— Begin Selected excerpt —

You know, I expect and have learned to accept marginalization from the main stream. What concerns me more is the marginalization by people (the "in crowd","beltway" types of liberty advocates, without mentioning names. The ones who write articles praising, say, Huckabee for his libertarian views.) who should be going out of their way to support the most prominent and only nationally known proponent of individual liberty and from whom we are already getting the usual left handed compliments and tsk, tsking about electability and "concerns" about "pragmatism" and the rest of the horseshit . All of which will most certainly ramp up in the next couple of years. With friends like that - well, you know.
Whgy don't you name names and give examples? And don't we all engage in some type of marginaliz'n? It's called making choices.

— End Selected excerpt —
— Begin Data lines —

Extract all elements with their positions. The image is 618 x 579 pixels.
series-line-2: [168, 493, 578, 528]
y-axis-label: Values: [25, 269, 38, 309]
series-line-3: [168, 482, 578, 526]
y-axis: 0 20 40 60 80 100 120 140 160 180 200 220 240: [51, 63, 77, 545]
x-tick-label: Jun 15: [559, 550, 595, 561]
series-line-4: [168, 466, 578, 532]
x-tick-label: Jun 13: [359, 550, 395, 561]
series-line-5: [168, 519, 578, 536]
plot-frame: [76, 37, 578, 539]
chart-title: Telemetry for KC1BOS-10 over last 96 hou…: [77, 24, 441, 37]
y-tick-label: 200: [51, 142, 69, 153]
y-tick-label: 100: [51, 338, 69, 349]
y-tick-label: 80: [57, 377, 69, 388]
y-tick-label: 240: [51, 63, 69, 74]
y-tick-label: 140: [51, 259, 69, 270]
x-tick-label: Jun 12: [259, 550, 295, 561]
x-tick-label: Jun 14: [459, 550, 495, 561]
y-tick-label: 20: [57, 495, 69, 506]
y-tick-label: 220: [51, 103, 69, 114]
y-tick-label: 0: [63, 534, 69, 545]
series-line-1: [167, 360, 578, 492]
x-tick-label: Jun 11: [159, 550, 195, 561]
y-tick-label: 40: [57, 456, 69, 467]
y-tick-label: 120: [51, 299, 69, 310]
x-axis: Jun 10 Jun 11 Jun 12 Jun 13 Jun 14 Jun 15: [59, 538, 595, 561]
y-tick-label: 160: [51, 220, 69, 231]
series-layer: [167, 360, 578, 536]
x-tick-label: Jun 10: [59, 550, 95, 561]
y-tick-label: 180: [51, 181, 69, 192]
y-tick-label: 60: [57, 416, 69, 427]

— End Data lines —

Please give again, word for word, the part of the comment on the marginalization of liberty advocates between "You know, I" and "called making choices.", inclusive.

You know, I expect and have learned to accept marginalization from the main stream. What concerns me more is the marginalization by people (the "in crowd","beltway" types of liberty advocates, without mentioning names. The ones who write articles praising, say, Huckabee for his libertarian views.) who should be going out of their way to support the most prominent and only nationally known proponent of individual liberty and from whom we are already getting the usual left handed compliments and tsk, tsking about electability and "concerns" about "pragmatism" and the rest of the horseshit . All of which will most certainly ramp up in the next couple of years. With friends like that - well, you know.
Whgy don't you name names and give examples? And don't we all engage in some type of marginaliz'n? It's called making choices.